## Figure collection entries

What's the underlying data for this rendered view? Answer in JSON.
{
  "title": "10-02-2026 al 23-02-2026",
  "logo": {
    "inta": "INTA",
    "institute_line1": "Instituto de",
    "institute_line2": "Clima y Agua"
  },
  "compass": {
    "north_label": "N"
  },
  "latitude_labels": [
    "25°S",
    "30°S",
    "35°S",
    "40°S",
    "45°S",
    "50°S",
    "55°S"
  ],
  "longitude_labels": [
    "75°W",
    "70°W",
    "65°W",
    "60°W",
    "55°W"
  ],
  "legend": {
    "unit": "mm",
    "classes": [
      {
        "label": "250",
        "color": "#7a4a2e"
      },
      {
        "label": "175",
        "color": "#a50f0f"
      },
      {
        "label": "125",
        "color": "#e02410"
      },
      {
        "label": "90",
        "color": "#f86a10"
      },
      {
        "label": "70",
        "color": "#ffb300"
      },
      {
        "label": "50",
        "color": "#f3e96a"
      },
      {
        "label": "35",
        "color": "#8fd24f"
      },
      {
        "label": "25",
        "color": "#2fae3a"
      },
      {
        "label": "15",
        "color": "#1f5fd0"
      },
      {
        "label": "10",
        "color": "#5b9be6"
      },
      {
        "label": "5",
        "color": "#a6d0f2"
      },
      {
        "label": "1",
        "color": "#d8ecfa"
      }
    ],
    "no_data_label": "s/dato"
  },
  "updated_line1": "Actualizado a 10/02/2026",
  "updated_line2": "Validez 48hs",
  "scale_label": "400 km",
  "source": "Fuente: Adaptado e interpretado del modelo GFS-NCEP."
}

* * *

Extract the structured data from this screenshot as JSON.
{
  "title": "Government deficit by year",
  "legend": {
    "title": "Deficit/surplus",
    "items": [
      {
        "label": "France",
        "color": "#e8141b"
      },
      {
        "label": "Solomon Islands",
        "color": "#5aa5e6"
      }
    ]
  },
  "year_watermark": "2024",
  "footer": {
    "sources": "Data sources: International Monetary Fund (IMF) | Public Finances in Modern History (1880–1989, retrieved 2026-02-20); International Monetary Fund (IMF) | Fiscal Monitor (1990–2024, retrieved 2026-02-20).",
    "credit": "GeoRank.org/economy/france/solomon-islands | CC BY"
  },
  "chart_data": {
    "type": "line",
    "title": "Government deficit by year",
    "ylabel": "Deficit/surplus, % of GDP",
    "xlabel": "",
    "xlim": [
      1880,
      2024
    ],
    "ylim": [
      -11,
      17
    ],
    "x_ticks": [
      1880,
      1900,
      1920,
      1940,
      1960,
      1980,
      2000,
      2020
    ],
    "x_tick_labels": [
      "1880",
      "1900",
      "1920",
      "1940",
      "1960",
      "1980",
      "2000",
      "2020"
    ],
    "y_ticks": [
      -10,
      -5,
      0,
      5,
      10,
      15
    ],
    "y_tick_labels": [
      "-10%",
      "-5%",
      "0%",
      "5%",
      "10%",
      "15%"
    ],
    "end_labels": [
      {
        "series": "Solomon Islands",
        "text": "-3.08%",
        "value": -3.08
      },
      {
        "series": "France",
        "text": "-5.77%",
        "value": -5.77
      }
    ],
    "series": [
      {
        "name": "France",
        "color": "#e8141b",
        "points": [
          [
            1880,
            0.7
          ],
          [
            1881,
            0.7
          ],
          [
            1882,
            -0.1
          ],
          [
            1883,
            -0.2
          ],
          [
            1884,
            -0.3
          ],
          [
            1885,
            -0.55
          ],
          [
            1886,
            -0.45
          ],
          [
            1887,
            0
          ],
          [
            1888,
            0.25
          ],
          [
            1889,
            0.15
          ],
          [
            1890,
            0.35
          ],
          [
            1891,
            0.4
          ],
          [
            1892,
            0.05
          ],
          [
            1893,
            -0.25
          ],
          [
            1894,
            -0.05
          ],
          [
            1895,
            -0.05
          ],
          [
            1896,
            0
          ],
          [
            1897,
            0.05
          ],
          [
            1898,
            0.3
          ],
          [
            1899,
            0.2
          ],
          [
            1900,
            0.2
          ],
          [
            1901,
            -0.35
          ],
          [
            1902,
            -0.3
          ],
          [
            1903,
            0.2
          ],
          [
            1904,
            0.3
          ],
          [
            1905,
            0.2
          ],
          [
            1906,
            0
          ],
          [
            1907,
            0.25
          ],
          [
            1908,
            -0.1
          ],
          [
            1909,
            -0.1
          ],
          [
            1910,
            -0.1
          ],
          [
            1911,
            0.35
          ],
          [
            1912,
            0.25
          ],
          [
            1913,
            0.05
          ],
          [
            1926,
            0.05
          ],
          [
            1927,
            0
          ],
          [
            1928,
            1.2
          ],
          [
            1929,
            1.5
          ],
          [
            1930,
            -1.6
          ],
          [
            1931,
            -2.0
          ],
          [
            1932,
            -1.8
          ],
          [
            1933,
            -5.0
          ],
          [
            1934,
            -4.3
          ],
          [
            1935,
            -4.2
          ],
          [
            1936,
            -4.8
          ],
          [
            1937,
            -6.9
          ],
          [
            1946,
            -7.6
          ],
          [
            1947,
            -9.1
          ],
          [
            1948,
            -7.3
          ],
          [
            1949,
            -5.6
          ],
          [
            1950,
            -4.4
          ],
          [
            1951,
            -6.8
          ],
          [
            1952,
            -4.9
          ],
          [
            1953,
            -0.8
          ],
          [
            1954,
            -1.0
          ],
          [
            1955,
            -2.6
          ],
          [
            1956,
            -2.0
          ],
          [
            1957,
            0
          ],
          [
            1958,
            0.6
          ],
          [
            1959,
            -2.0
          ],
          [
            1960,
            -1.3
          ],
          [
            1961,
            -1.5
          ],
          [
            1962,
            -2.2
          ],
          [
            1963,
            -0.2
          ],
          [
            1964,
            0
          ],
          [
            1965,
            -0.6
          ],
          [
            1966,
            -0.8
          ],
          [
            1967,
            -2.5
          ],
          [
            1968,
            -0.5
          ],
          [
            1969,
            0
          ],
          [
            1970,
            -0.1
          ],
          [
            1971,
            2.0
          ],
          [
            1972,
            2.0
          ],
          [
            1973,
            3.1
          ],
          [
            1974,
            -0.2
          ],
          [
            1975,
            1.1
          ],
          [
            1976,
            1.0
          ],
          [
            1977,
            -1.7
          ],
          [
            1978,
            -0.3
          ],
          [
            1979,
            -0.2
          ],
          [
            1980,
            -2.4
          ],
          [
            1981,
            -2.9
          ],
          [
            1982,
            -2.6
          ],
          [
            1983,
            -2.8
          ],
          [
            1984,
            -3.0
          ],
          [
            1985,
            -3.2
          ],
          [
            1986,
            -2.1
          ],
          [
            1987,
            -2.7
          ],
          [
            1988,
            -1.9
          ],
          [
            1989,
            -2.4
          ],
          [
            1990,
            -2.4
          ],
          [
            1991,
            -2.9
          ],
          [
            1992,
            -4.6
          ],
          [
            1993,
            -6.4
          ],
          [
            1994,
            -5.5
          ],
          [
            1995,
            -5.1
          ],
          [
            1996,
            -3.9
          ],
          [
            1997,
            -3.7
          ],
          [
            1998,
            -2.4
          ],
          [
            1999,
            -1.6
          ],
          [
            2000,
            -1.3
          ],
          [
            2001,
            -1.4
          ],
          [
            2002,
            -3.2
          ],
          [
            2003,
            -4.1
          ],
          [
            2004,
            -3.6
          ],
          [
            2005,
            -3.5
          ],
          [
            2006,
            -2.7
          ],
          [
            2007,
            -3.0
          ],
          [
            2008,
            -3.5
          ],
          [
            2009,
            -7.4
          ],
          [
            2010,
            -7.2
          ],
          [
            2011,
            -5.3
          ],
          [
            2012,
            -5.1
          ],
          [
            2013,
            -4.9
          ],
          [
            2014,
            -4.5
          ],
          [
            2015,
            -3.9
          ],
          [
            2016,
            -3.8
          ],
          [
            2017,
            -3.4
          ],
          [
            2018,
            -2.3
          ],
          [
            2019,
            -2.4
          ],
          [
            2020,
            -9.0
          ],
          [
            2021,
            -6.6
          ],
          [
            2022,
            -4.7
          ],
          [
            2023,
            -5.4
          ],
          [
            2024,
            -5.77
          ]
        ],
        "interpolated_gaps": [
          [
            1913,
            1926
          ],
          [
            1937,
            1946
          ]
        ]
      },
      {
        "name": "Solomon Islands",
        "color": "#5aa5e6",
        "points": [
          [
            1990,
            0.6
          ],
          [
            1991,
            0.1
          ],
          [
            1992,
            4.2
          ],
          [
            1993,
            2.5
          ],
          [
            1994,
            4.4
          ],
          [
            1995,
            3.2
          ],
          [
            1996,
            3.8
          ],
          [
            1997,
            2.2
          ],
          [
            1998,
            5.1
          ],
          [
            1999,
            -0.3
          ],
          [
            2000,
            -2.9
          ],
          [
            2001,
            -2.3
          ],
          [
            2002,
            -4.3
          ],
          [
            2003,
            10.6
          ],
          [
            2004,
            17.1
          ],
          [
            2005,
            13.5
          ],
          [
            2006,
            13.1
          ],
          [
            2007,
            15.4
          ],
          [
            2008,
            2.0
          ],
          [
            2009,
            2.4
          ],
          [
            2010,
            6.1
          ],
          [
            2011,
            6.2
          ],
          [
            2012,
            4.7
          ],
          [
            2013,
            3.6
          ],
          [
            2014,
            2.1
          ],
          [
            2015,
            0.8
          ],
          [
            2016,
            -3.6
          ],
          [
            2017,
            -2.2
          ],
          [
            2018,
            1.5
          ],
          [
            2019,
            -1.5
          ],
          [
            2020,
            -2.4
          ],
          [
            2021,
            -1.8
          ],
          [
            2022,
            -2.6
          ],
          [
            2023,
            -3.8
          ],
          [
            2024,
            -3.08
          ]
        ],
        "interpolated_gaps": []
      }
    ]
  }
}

## WHAT YOU NEED TO DO
Copy out every line in the entries above that holds "this".

## EXERCISE RESULT
What's the underlying data for this rendered view? Answer in JSON.
Extract the structured data from this screenshot as JSON.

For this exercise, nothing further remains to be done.